**Problem to work on:** Every line containing the word "xlabel" needs to be found and copied.

**Records for the task:**
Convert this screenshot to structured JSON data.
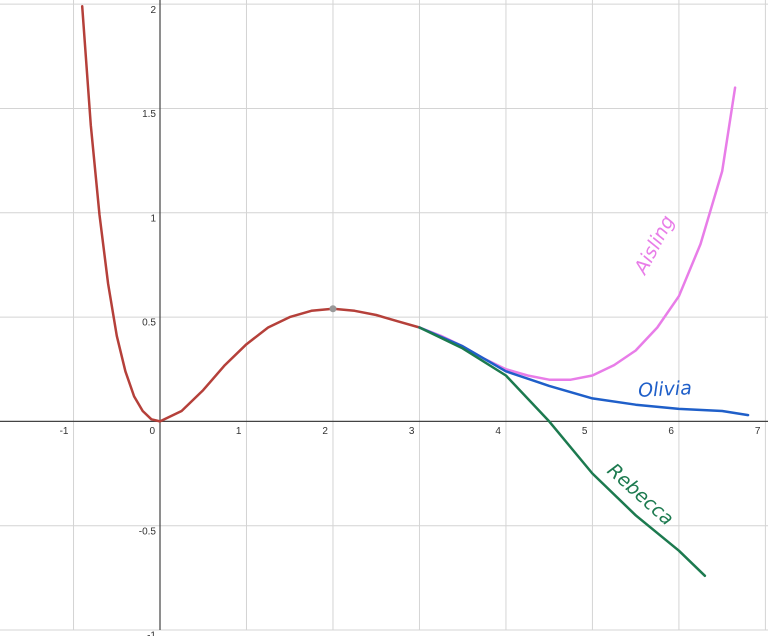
{
  "chart_data": {
    "type": "line",
    "xlim": [
      -1.85,
      7.03
    ],
    "ylim": [
      -1.0,
      2.02
    ],
    "xticks": [
      -1,
      0,
      1,
      2,
      3,
      4,
      5,
      6,
      7
    ],
    "yticks": [
      -1,
      -0.5,
      0.5,
      1,
      1.5,
      2
    ],
    "grid": true,
    "series": [
      {
        "color": "#b5403a",
        "x": [
          -0.9,
          -0.8,
          -0.7,
          -0.6,
          -0.5,
          -0.4,
          -0.3,
          -0.2,
          -0.1,
          0,
          0.25,
          0.5,
          0.75,
          1,
          1.25,
          1.5,
          1.75,
          2,
          2.25,
          2.5,
          2.75,
          3
        ],
        "values": [
          1.99,
          1.42,
          0.99,
          0.66,
          0.41,
          0.24,
          0.12,
          0.05,
          0.01,
          0,
          0.05,
          0.15,
          0.27,
          0.37,
          0.45,
          0.5,
          0.53,
          0.54,
          0.53,
          0.51,
          0.48,
          0.45
        ]
      },
      {
        "name": "Aisling",
        "color": "#e87de8",
        "x": [
          3,
          3.25,
          3.5,
          3.75,
          4,
          4.25,
          4.5,
          4.75,
          5,
          5.25,
          5.5,
          5.75,
          6,
          6.25,
          6.5,
          6.65
        ],
        "values": [
          0.45,
          0.41,
          0.36,
          0.3,
          0.25,
          0.22,
          0.2,
          0.2,
          0.22,
          0.27,
          0.34,
          0.45,
          0.6,
          0.85,
          1.2,
          1.6
        ]
      },
      {
        "name": "Olivia",
        "color": "#1f5fc9",
        "x": [
          3,
          3.5,
          4,
          4.5,
          5,
          5.5,
          6,
          6.5,
          6.8
        ],
        "values": [
          0.45,
          0.36,
          0.24,
          0.17,
          0.11,
          0.08,
          0.06,
          0.05,
          0.03
        ]
      },
      {
        "name": "Rebecca",
        "color": "#1c7a4f",
        "x": [
          3,
          3.5,
          4,
          4.5,
          5,
          5.5,
          6,
          6.3
        ],
        "values": [
          0.45,
          0.35,
          0.22,
          0.0,
          -0.25,
          -0.45,
          -0.62,
          -0.74
        ]
      }
    ],
    "marker": {
      "x": 2,
      "y": 0.54,
      "color": "#999999"
    }
  }
}
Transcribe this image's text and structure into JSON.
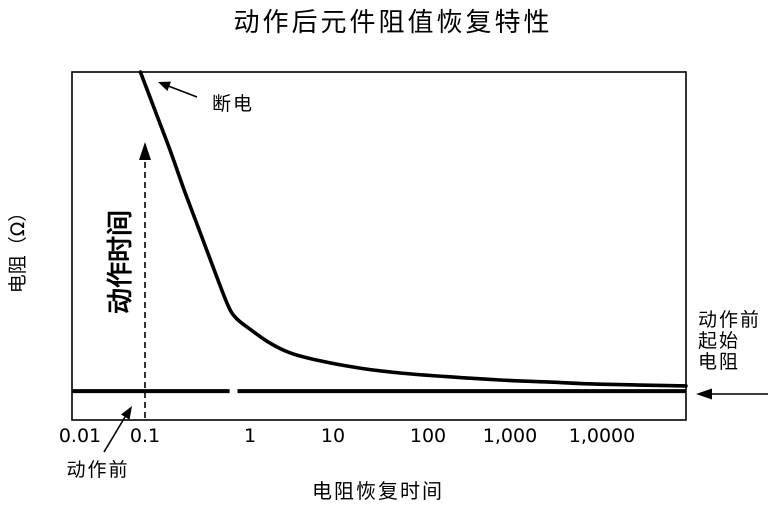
{
  "chart_data": {
    "type": "line",
    "title": "动作后元件阻值恢复特性",
    "xlabel": "电阻恢复时间",
    "ylabel": "电阻（Ω）",
    "x_scale": "log",
    "xlim": [
      0.0075,
      82000
    ],
    "ylim": [
      0,
      100
    ],
    "grid": false,
    "legend": false,
    "x_ticks": [
      {
        "value": 0.01,
        "label": "0.01"
      },
      {
        "value": 0.1,
        "label": "0.1"
      },
      {
        "value": 1,
        "label": "1"
      },
      {
        "value": 10,
        "label": "10"
      },
      {
        "value": 100,
        "label": "100"
      },
      {
        "value": 1000,
        "label": "1,000"
      },
      {
        "value": 10000,
        "label": "1,0000"
      }
    ],
    "series": [
      {
        "points": [
          [
            0.085,
            100
          ],
          [
            0.124,
            89.1
          ],
          [
            0.173,
            77.6
          ],
          [
            0.24,
            65.5
          ],
          [
            0.334,
            54.0
          ],
          [
            0.464,
            42.5
          ],
          [
            0.616,
            33.0
          ],
          [
            0.736,
            29.3
          ],
          [
            1,
            26.1
          ],
          [
            1.74,
            22.1
          ],
          [
            3.03,
            19.3
          ],
          [
            6.97,
            17.0
          ],
          [
            19.2,
            14.9
          ],
          [
            50.7,
            13.5
          ],
          [
            185,
            12.4
          ],
          [
            755,
            11.5
          ],
          [
            2720,
            10.9
          ],
          [
            9500,
            10.3
          ],
          [
            82000,
            9.8
          ]
        ]
      }
    ],
    "baseline": {
      "y": 8.3,
      "gap": [
        0.64,
        0.76
      ]
    },
    "annotations": {
      "power_off": {
        "label": "断电"
      },
      "action_time": {
        "label": "动作时间",
        "x": 0.1
      },
      "before_action": {
        "label": "动作前"
      },
      "initial_resistance": {
        "lines": [
          "动作前",
          "起始",
          "电阻"
        ]
      }
    },
    "colors": {
      "line": "#000000",
      "background": "#ffffff"
    }
  }
}
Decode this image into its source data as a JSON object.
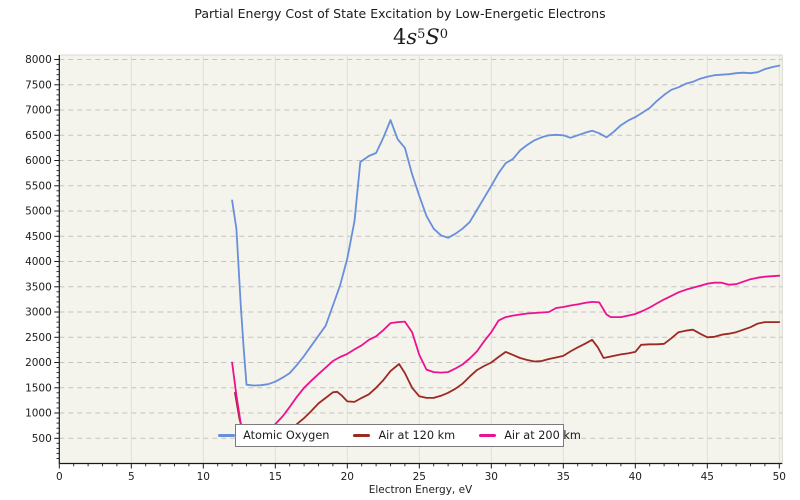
{
  "figure": {
    "title": "Partial Energy Cost of State Excitation by Low-Energetic Electrons",
    "subtitle_text": "4s⁵S⁰",
    "subtitle_parts": {
      "coef": "4",
      "var1": "s",
      "sup1": "5",
      "var2": "S",
      "sup2": "0"
    },
    "xlabel": "Electron Energy, eV"
  },
  "colors": {
    "figure_background": "#ffffff",
    "plot_background": "#f4f3ec",
    "h_gridline": "#c3c3c3",
    "v_gridline": "#e1e0d8",
    "spine_dark": "#1a1a1a",
    "spine_light": "#d9d8d0",
    "tick_text": "#1c1c1c",
    "legend_border": "#7b7b7b"
  },
  "chart_data": {
    "type": "line",
    "title": "Partial Energy Cost of State Excitation by Low-Energetic Electrons",
    "subtitle": "4s⁵S⁰",
    "xlabel": "Electron Energy, eV",
    "ylabel": "",
    "xlim": [
      0,
      50.2
    ],
    "ylim": [
      0,
      8090
    ],
    "x_major_ticks": [
      0,
      5,
      10,
      15,
      20,
      25,
      30,
      35,
      40,
      45,
      50
    ],
    "x_minor_step": 1,
    "y_major_ticks": [
      500,
      1000,
      1500,
      2000,
      2500,
      3000,
      3500,
      4000,
      4500,
      5000,
      5500,
      6000,
      6500,
      7000,
      7500,
      8000
    ],
    "y_minor_step": 100,
    "grid": {
      "horizontal_style": "dashed",
      "vertical_style": "solid"
    },
    "legend_position": "bottom-center-inside",
    "series": [
      {
        "name": "Atomic Oxygen",
        "color": "#688fdb",
        "points": [
          [
            12,
            5210
          ],
          [
            12.3,
            4650
          ],
          [
            12.6,
            3150
          ],
          [
            12.8,
            2300
          ],
          [
            13,
            1560
          ],
          [
            13.5,
            1545
          ],
          [
            14,
            1550
          ],
          [
            14.5,
            1570
          ],
          [
            15,
            1620
          ],
          [
            15.5,
            1700
          ],
          [
            16,
            1790
          ],
          [
            16.5,
            1950
          ],
          [
            17,
            2130
          ],
          [
            17.5,
            2330
          ],
          [
            18,
            2530
          ],
          [
            18.5,
            2730
          ],
          [
            19,
            3130
          ],
          [
            19.5,
            3530
          ],
          [
            20,
            4060
          ],
          [
            20.5,
            4800
          ],
          [
            20.9,
            5970
          ],
          [
            21.5,
            6090
          ],
          [
            22,
            6150
          ],
          [
            22.5,
            6450
          ],
          [
            23,
            6800
          ],
          [
            23.5,
            6420
          ],
          [
            24,
            6250
          ],
          [
            24.5,
            5730
          ],
          [
            25,
            5300
          ],
          [
            25.5,
            4900
          ],
          [
            26,
            4650
          ],
          [
            26.5,
            4520
          ],
          [
            27,
            4470
          ],
          [
            27.5,
            4550
          ],
          [
            28,
            4650
          ],
          [
            28.5,
            4780
          ],
          [
            29,
            5020
          ],
          [
            29.5,
            5260
          ],
          [
            30,
            5500
          ],
          [
            30.5,
            5750
          ],
          [
            31,
            5950
          ],
          [
            31.5,
            6030
          ],
          [
            32,
            6200
          ],
          [
            32.5,
            6310
          ],
          [
            33,
            6400
          ],
          [
            33.5,
            6460
          ],
          [
            34,
            6500
          ],
          [
            34.5,
            6510
          ],
          [
            35,
            6500
          ],
          [
            35.5,
            6450
          ],
          [
            36,
            6500
          ],
          [
            36.5,
            6550
          ],
          [
            37,
            6590
          ],
          [
            37.5,
            6540
          ],
          [
            38,
            6460
          ],
          [
            38.5,
            6570
          ],
          [
            39,
            6700
          ],
          [
            39.5,
            6790
          ],
          [
            40,
            6860
          ],
          [
            40.5,
            6950
          ],
          [
            41,
            7040
          ],
          [
            41.5,
            7180
          ],
          [
            42,
            7300
          ],
          [
            42.5,
            7400
          ],
          [
            43,
            7450
          ],
          [
            43.5,
            7520
          ],
          [
            44,
            7560
          ],
          [
            44.5,
            7620
          ],
          [
            45,
            7660
          ],
          [
            45.5,
            7690
          ],
          [
            46,
            7700
          ],
          [
            46.5,
            7710
          ],
          [
            47,
            7730
          ],
          [
            47.5,
            7740
          ],
          [
            48,
            7730
          ],
          [
            48.5,
            7750
          ],
          [
            49,
            7810
          ],
          [
            49.5,
            7850
          ],
          [
            50,
            7880
          ]
        ]
      },
      {
        "name": "Air at 120 km",
        "color": "#9c2a23",
        "points": [
          [
            12.2,
            1400
          ],
          [
            12.5,
            900
          ],
          [
            12.8,
            560
          ],
          [
            13,
            470
          ],
          [
            13.5,
            430
          ],
          [
            14,
            420
          ],
          [
            14.5,
            430
          ],
          [
            15,
            460
          ],
          [
            15.5,
            530
          ],
          [
            16,
            640
          ],
          [
            16.5,
            780
          ],
          [
            17,
            900
          ],
          [
            17.5,
            1040
          ],
          [
            18,
            1190
          ],
          [
            18.5,
            1300
          ],
          [
            19,
            1410
          ],
          [
            19.3,
            1420
          ],
          [
            19.6,
            1350
          ],
          [
            20,
            1230
          ],
          [
            20.5,
            1220
          ],
          [
            21,
            1300
          ],
          [
            21.5,
            1370
          ],
          [
            22,
            1500
          ],
          [
            22.5,
            1650
          ],
          [
            23,
            1830
          ],
          [
            23.6,
            1970
          ],
          [
            24,
            1790
          ],
          [
            24.5,
            1500
          ],
          [
            25,
            1330
          ],
          [
            25.5,
            1300
          ],
          [
            26,
            1300
          ],
          [
            26.5,
            1340
          ],
          [
            27,
            1400
          ],
          [
            27.5,
            1480
          ],
          [
            28,
            1580
          ],
          [
            28.5,
            1720
          ],
          [
            29,
            1850
          ],
          [
            29.5,
            1930
          ],
          [
            30,
            2000
          ],
          [
            30.5,
            2110
          ],
          [
            31,
            2210
          ],
          [
            31.5,
            2150
          ],
          [
            32,
            2090
          ],
          [
            32.5,
            2050
          ],
          [
            33,
            2020
          ],
          [
            33.5,
            2030
          ],
          [
            34,
            2070
          ],
          [
            34.5,
            2100
          ],
          [
            35,
            2130
          ],
          [
            35.5,
            2220
          ],
          [
            36,
            2300
          ],
          [
            36.5,
            2370
          ],
          [
            37,
            2450
          ],
          [
            37.4,
            2300
          ],
          [
            37.8,
            2090
          ],
          [
            38.5,
            2130
          ],
          [
            39,
            2160
          ],
          [
            39.5,
            2180
          ],
          [
            40,
            2210
          ],
          [
            40.4,
            2350
          ],
          [
            41,
            2360
          ],
          [
            41.5,
            2360
          ],
          [
            42,
            2370
          ],
          [
            42.5,
            2480
          ],
          [
            43,
            2600
          ],
          [
            43.5,
            2630
          ],
          [
            44,
            2650
          ],
          [
            44.5,
            2570
          ],
          [
            45,
            2500
          ],
          [
            45.5,
            2510
          ],
          [
            46,
            2550
          ],
          [
            46.5,
            2570
          ],
          [
            47,
            2600
          ],
          [
            47.5,
            2650
          ],
          [
            48,
            2700
          ],
          [
            48.5,
            2770
          ],
          [
            49,
            2800
          ],
          [
            49.5,
            2800
          ],
          [
            50,
            2800
          ]
        ]
      },
      {
        "name": "Air at 200 km",
        "color": "#ec128f",
        "points": [
          [
            12,
            2000
          ],
          [
            12.3,
            1350
          ],
          [
            12.6,
            800
          ],
          [
            13,
            530
          ],
          [
            13.5,
            470
          ],
          [
            14,
            490
          ],
          [
            14.5,
            600
          ],
          [
            15,
            780
          ],
          [
            15.5,
            930
          ],
          [
            16,
            1120
          ],
          [
            16.5,
            1320
          ],
          [
            17,
            1500
          ],
          [
            17.5,
            1640
          ],
          [
            18,
            1770
          ],
          [
            18.5,
            1900
          ],
          [
            19,
            2030
          ],
          [
            19.5,
            2110
          ],
          [
            20,
            2170
          ],
          [
            20.5,
            2260
          ],
          [
            21,
            2340
          ],
          [
            21.5,
            2450
          ],
          [
            22,
            2520
          ],
          [
            22.5,
            2640
          ],
          [
            23,
            2780
          ],
          [
            23.5,
            2800
          ],
          [
            24,
            2810
          ],
          [
            24.5,
            2600
          ],
          [
            25,
            2150
          ],
          [
            25.5,
            1860
          ],
          [
            26,
            1810
          ],
          [
            26.5,
            1800
          ],
          [
            27,
            1810
          ],
          [
            27.5,
            1880
          ],
          [
            28,
            1960
          ],
          [
            28.5,
            2080
          ],
          [
            29,
            2220
          ],
          [
            29.5,
            2420
          ],
          [
            30,
            2600
          ],
          [
            30.5,
            2830
          ],
          [
            31,
            2900
          ],
          [
            31.5,
            2930
          ],
          [
            32,
            2950
          ],
          [
            32.5,
            2970
          ],
          [
            33,
            2980
          ],
          [
            33.5,
            2990
          ],
          [
            34,
            3000
          ],
          [
            34.5,
            3080
          ],
          [
            35,
            3100
          ],
          [
            35.5,
            3130
          ],
          [
            36,
            3150
          ],
          [
            36.5,
            3180
          ],
          [
            37,
            3200
          ],
          [
            37.5,
            3190
          ],
          [
            38,
            2950
          ],
          [
            38.3,
            2900
          ],
          [
            39,
            2900
          ],
          [
            39.5,
            2930
          ],
          [
            40,
            2960
          ],
          [
            40.5,
            3020
          ],
          [
            41,
            3090
          ],
          [
            41.5,
            3170
          ],
          [
            42,
            3250
          ],
          [
            42.5,
            3320
          ],
          [
            43,
            3390
          ],
          [
            43.5,
            3440
          ],
          [
            44,
            3480
          ],
          [
            44.5,
            3520
          ],
          [
            45,
            3560
          ],
          [
            45.5,
            3580
          ],
          [
            46,
            3580
          ],
          [
            46.5,
            3540
          ],
          [
            47,
            3550
          ],
          [
            47.5,
            3600
          ],
          [
            48,
            3650
          ],
          [
            48.5,
            3680
          ],
          [
            49,
            3700
          ],
          [
            49.5,
            3710
          ],
          [
            50,
            3720
          ]
        ]
      }
    ]
  }
}
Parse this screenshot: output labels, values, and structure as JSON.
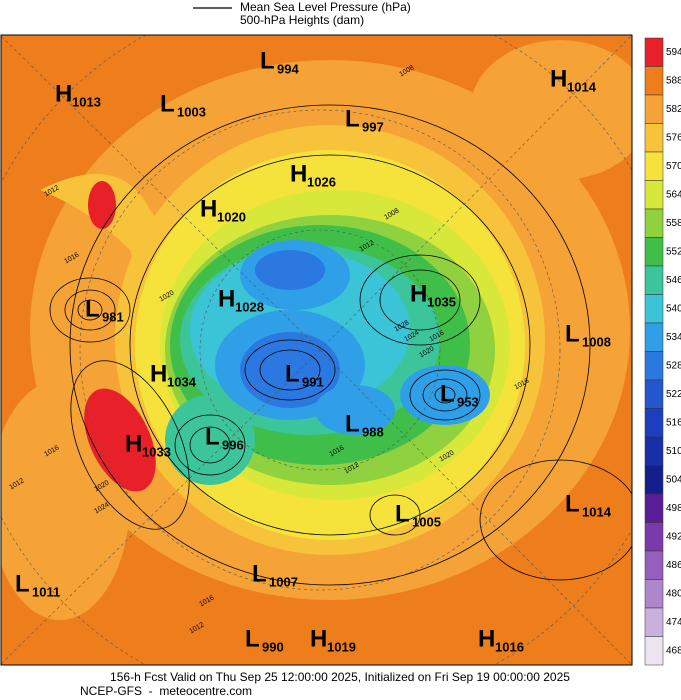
{
  "header": {
    "line1": "Mean Sea Level Pressure (hPa)",
    "line2": "500-hPa Heights (dam)"
  },
  "systems": [
    {
      "letter": "H",
      "value": 1013
    },
    {
      "letter": "L",
      "value": 1003
    },
    {
      "letter": "L",
      "value": 994
    },
    {
      "letter": "H",
      "value": 1014
    },
    {
      "letter": "L",
      "value": 997
    },
    {
      "letter": "H",
      "value": 1026
    },
    {
      "letter": "H",
      "value": 1020
    },
    {
      "letter": "L",
      "value": 981
    },
    {
      "letter": "H",
      "value": 1028
    },
    {
      "letter": "H",
      "value": 1035
    },
    {
      "letter": "L",
      "value": 1008
    },
    {
      "letter": "H",
      "value": 1034
    },
    {
      "letter": "L",
      "value": 991
    },
    {
      "letter": "L",
      "value": 953
    },
    {
      "letter": "L",
      "value": 988
    },
    {
      "letter": "H",
      "value": 1033
    },
    {
      "letter": "L",
      "value": 996
    },
    {
      "letter": "L",
      "value": 1005
    },
    {
      "letter": "L",
      "value": 1014
    },
    {
      "letter": "L",
      "value": 1007
    },
    {
      "letter": "L",
      "value": 1011
    },
    {
      "letter": "L",
      "value": 990
    },
    {
      "letter": "H",
      "value": 1019
    },
    {
      "letter": "H",
      "value": 1016
    }
  ],
  "isobar_labels": [
    1012,
    1016,
    1020,
    1008,
    1012,
    1016,
    1020,
    1024,
    1028,
    1012,
    1016,
    1020,
    1016,
    1012,
    1012,
    1016,
    1020,
    1024,
    1008,
    1016
  ],
  "colorbar": {
    "levels": [
      594,
      588,
      582,
      576,
      570,
      564,
      558,
      552,
      546,
      540,
      534,
      528,
      522,
      516,
      510,
      504,
      498,
      492,
      486,
      480,
      474,
      468
    ],
    "colors": [
      "#e8202a",
      "#ee7d1c",
      "#f5a236",
      "#f7c33a",
      "#f5e23a",
      "#d8e83a",
      "#8fd13e",
      "#3fbf4a",
      "#3cc49a",
      "#3bc4d8",
      "#2fa0e8",
      "#2b78e0",
      "#2456d0",
      "#1d3fbf",
      "#1830a5",
      "#14208a",
      "#5a1e96",
      "#7a3aaa",
      "#9460bb",
      "#ad86cc",
      "#c9b0dd",
      "#ece4f2"
    ]
  },
  "footer": {
    "line1": "156-h Fcst Valid on Thu Sep 25 12:00:00 2025, Initialized on Fri Sep 19 00:00:00 2025",
    "line2": "NCEP-GFS  -  meteocentre.com"
  }
}
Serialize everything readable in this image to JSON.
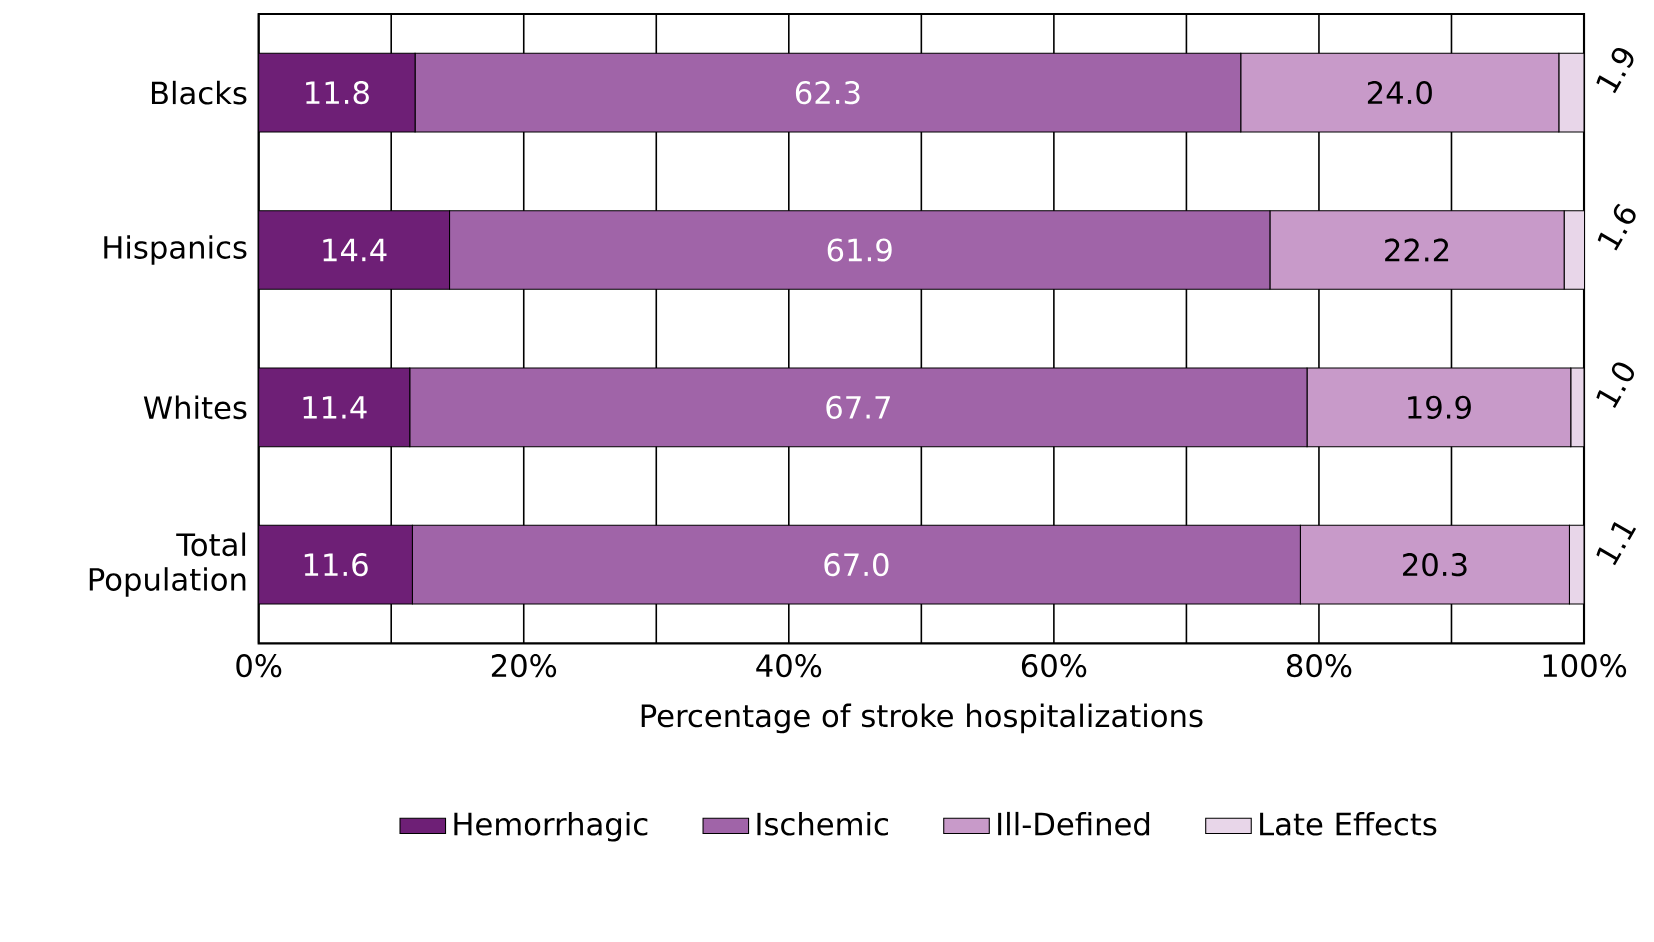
{
  "chart_data": {
    "type": "bar",
    "orientation": "horizontal",
    "stacked": true,
    "xlabel": "Percentage of stroke hospitalizations",
    "categories": [
      "Blacks",
      "Hispanics",
      "Whites",
      "Total Population"
    ],
    "series": [
      {
        "name": "Hemorrhagic",
        "color": "#6e1f76",
        "values": [
          11.8,
          14.4,
          11.4,
          11.6
        ],
        "value_labels": [
          "11.8",
          "14.4",
          "11.4",
          "11.6"
        ]
      },
      {
        "name": "Ischemic",
        "color": "#a064a8",
        "values": [
          62.3,
          61.9,
          67.7,
          67.0
        ],
        "value_labels": [
          "62.3",
          "61.9",
          "67.7",
          "67.0"
        ]
      },
      {
        "name": "Ill-Defined",
        "color": "#c89ac9",
        "values": [
          24.0,
          22.2,
          19.9,
          20.3
        ],
        "value_labels": [
          "24.0",
          "22.2",
          "19.9",
          "20.3"
        ]
      },
      {
        "name": "Late Effects",
        "color": "#e8d6e9",
        "values": [
          1.9,
          1.6,
          1.0,
          1.1
        ],
        "value_labels": [
          "1.9",
          "1.6",
          "1.0",
          "1.1"
        ]
      }
    ],
    "xlim": [
      0,
      100
    ],
    "xticks": [
      {
        "value": 0,
        "label": "0%"
      },
      {
        "value": 10,
        "label": null
      },
      {
        "value": 20,
        "label": "20%"
      },
      {
        "value": 30,
        "label": null
      },
      {
        "value": 40,
        "label": "40%"
      },
      {
        "value": 50,
        "label": null
      },
      {
        "value": 60,
        "label": "60%"
      },
      {
        "value": 70,
        "label": null
      },
      {
        "value": 80,
        "label": "80%"
      },
      {
        "value": 90,
        "label": null
      },
      {
        "value": 100,
        "label": "100%"
      }
    ],
    "grid": "x",
    "legend": "bottom"
  }
}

**Solution to this exercise:**
    "xlabel": "电阻恢复时间",
    "xlabel": "Electron Energy, eV"
    "xlabel": "Electron Energy, eV",
    "xlabel": "Percentage of stroke hospitalizations",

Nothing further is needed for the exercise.